▶ **REQUIREMENTS**
Below are some records: retype them all exactly, but not the pictures.

▶ **EXERCISE DATA**
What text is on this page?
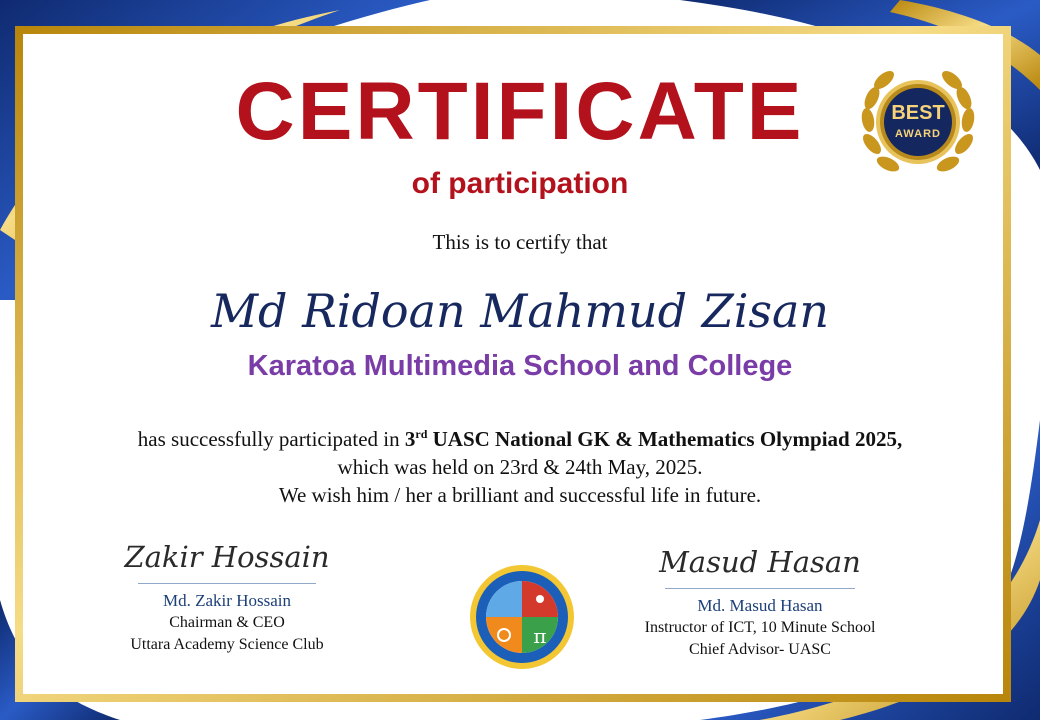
CERTIFICATE
of participation
This is to certify that
Md Ridoan Mahmud Zisan
Karatoa Multimedia School and College

has successfully participated in 3rd UASC National GK & Mathematics Olympiad 2025,

which was held on 23rd & 24th May, 2025.

We wish him / her a brilliant and successful life in future.

BEST
AWARD
Zakir Hossain
Md. Zakir Hossain
Chairman & CEO
Uttara Academy Science Club	π
Masud Hasan
Md. Masud Hasan
Instructor of ICT, 10 Minute School
Chief Advisor- UASC
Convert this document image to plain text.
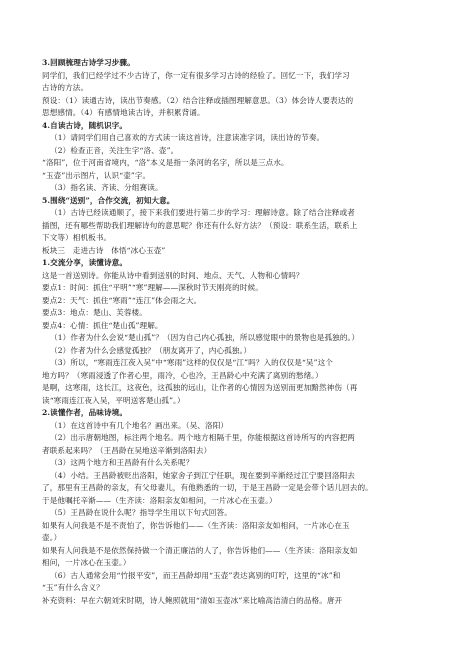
3.回顾梳理古诗学习步骤。
同学们，我们已经学过不少古诗了，你一定有很多学习古诗的经验了。回忆一下，我们学习
古诗的方法。
预设：（1）读通古诗，读出节奏感。（2）结合注释或插图理解意思。（3）体会诗人要表达的
思想感情。（4）有感情地读古诗，并积累背诵。
4.自读古诗，随机识字。
（1）请同学们用自己喜欢的方式读一读这首诗，注意读准字词，读出诗的节奏。
（2）检查正音，关注生字“洛、壶”。
“洛阳”，位于河南省境内，“洛”本义是指一条河的名字，所以是三点水。
“玉壶”出示图片，认识“壶”字。
（3）指名读、齐读、分组赛读。
5.围绕“送别”，合作交流，初知大意。
（1）古诗已经读通顺了，接下来我们要进行第二步的学习：理解诗意。除了结合注释或者
插图，还有哪些帮助我们理解诗句的意思呢？你还有什么好方法？（预设：联系生活，联系上
下文等）相机板书。
板块三　走进古诗　体悟“冰心玉壶”
1.交流分享，读懂诗意。
这是一首送别诗。你能从诗中看到送别的时间、地点、天气、人物和心情吗？
要点1：时间：抓住“平明”“寒”理解——深秋时节天刚亮的时候。
要点2：天气：抓住“寒雨”“连江”体会雨之大。
要点3：地点：楚山、芙蓉楼。
要点4：心情：抓住“楚山孤”理解。
（1）作者为什么会说“楚山孤”？（因为自己内心孤独，所以感觉眼中的景物也是孤独的。）
（2）作者为什么会感觉孤独？（朋友离开了，内心孤独。）
（3）所以，“寒雨连江夜入吴”中“寒雨”这样的仅仅是“江”吗？入的仅仅是“吴”这个
地方吗？（寒雨浸透了作者心里，雨冷，心也冷，王昌龄心中充满了离别的愁绪。）
是啊，这寒雨，这长江，这夜色，这孤独的远山，让作者的心情因为送别而更加黯然神伤（再
读“寒雨连江夜入吴，平明送客楚山孤”。）
2.读懂作者，品味诗境。
（1）在这首诗中有几个地名？画出来。（吴、洛阳）
（2）出示唐朝地图，标注两个地名。两个地方相隔千里，你能根据这首诗所写的内容把两
者联系起来吗？（王昌龄在吴地送辛渐到洛阳去）
（3）这两个地方和王昌龄有什么关系呢？
（4）小结。王昌龄被贬出洛阳，她家舍子到江宁任职，现在要到辛渐经过江宁要回洛阳去
了，那里有王昌龄的亲友，有父母妻儿，有他熟悉的一切，于是王昌龄一定是会带个话儿回去的。
于是他嘱托辛渐——（生齐读：洛阳亲友如相问，一片冰心在玉壶。）
（5）王昌龄在说什么呢？指导学生用以下句式回答。
如果有人问我是不是不责怕了，你告诉他们——（生齐读：洛阳亲友如相问，一片冰心在玉
壶。）
如果有人问我是不是依然保持做一个清正廉洁的人了，你告诉他们——（生齐读：洛阳亲友如
相问，一片冰心在玉壶。）
（6）古人通常会用“竹报平安”，而王昌龄却用“玉壶”表达离别的叮咛，这里的“冰”和
“玉”有什么含义？
补充资料：早在六朝刘宋时期，诗人鲍照就用“清如玉壶冰”来比喻高洁清白的品格。唐开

▶ **EXERCISE RESULT**
What text is on this page?
CERTIFICATE
of participation
This is to certify that
Md Ridoan Mahmud Zisan
Karatoa Multimedia School and College

has successfully participated in 3rd UASC National GK & Mathematics Olympiad 2025,

which was held on 23rd & 24th May, 2025.

We wish him / her a brilliant and successful life in future.

BEST
AWARD
Zakir Hossain
Md. Zakir Hossain
Chairman & CEO
Uttara Academy Science Club	π
Masud Hasan
Md. Masud Hasan
Instructor of ICT, 10 Minute School
Chief Advisor- UASC
Convert this document image to plain text.
3.回顾梳理古诗学习步骤。
同学们，我们已经学过不少古诗了，你一定有很多学习古诗的经验了。回忆一下，我们学习
古诗的方法。
预设：（1）读通古诗，读出节奏感。（2）结合注释或插图理解意思。（3）体会诗人要表达的
思想感情。（4）有感情地读古诗，并积累背诵。
4.自读古诗，随机识字。
（1）请同学们用自己喜欢的方式读一读这首诗，注意读准字词，读出诗的节奏。
（2）检查正音，关注生字“洛、壶”。
“洛阳”，位于河南省境内，“洛”本义是指一条河的名字，所以是三点水。
“玉壶”出示图片，认识“壶”字。
（3）指名读、齐读、分组赛读。
5.围绕“送别”，合作交流，初知大意。
（1）古诗已经读通顺了，接下来我们要进行第二步的学习：理解诗意。除了结合注释或者
插图，还有哪些帮助我们理解诗句的意思呢？你还有什么好方法？（预设：联系生活，联系上
下文等）相机板书。
板块三　走进古诗　体悟“冰心玉壶”
1.交流分享，读懂诗意。
这是一首送别诗。你能从诗中看到送别的时间、地点、天气、人物和心情吗？
要点1：时间：抓住“平明”“寒”理解——深秋时节天刚亮的时候。
要点2：天气：抓住“寒雨”“连江”体会雨之大。
要点3：地点：楚山、芙蓉楼。
要点4：心情：抓住“楚山孤”理解。
（1）作者为什么会说“楚山孤”？（因为自己内心孤独，所以感觉眼中的景物也是孤独的。）
（2）作者为什么会感觉孤独？（朋友离开了，内心孤独。）
（3）所以，“寒雨连江夜入吴”中“寒雨”这样的仅仅是“江”吗？入的仅仅是“吴”这个
地方吗？（寒雨浸透了作者心里，雨冷，心也冷，王昌龄心中充满了离别的愁绪。）
是啊，这寒雨，这长江，这夜色，这孤独的远山，让作者的心情因为送别而更加黯然神伤（再
读“寒雨连江夜入吴，平明送客楚山孤”。）
2.读懂作者，品味诗境。
（1）在这首诗中有几个地名？画出来。（吴、洛阳）
（2）出示唐朝地图，标注两个地名。两个地方相隔千里，你能根据这首诗所写的内容把两
者联系起来吗？（王昌龄在吴地送辛渐到洛阳去）
（3）这两个地方和王昌龄有什么关系呢？
（4）小结。王昌龄被贬出洛阳，她家舍子到江宁任职，现在要到辛渐经过江宁要回洛阳去
了，那里有王昌龄的亲友，有父母妻儿，有他熟悉的一切，于是王昌龄一定是会带个话儿回去的。
于是他嘱托辛渐——（生齐读：洛阳亲友如相问，一片冰心在玉壶。）
（5）王昌龄在说什么呢？指导学生用以下句式回答。
如果有人问我是不是不责怕了，你告诉他们——（生齐读：洛阳亲友如相问，一片冰心在玉
壶。）
如果有人问我是不是依然保持做一个清正廉洁的人了，你告诉他们——（生齐读：洛阳亲友如
相问，一片冰心在玉壶。）
（6）古人通常会用“竹报平安”，而王昌龄却用“玉壶”表达离别的叮咛，这里的“冰”和
“玉”有什么含义？
补充资料：早在六朝刘宋时期，诗人鲍照就用“清如玉壶冰”来比喻高洁清白的品格。唐开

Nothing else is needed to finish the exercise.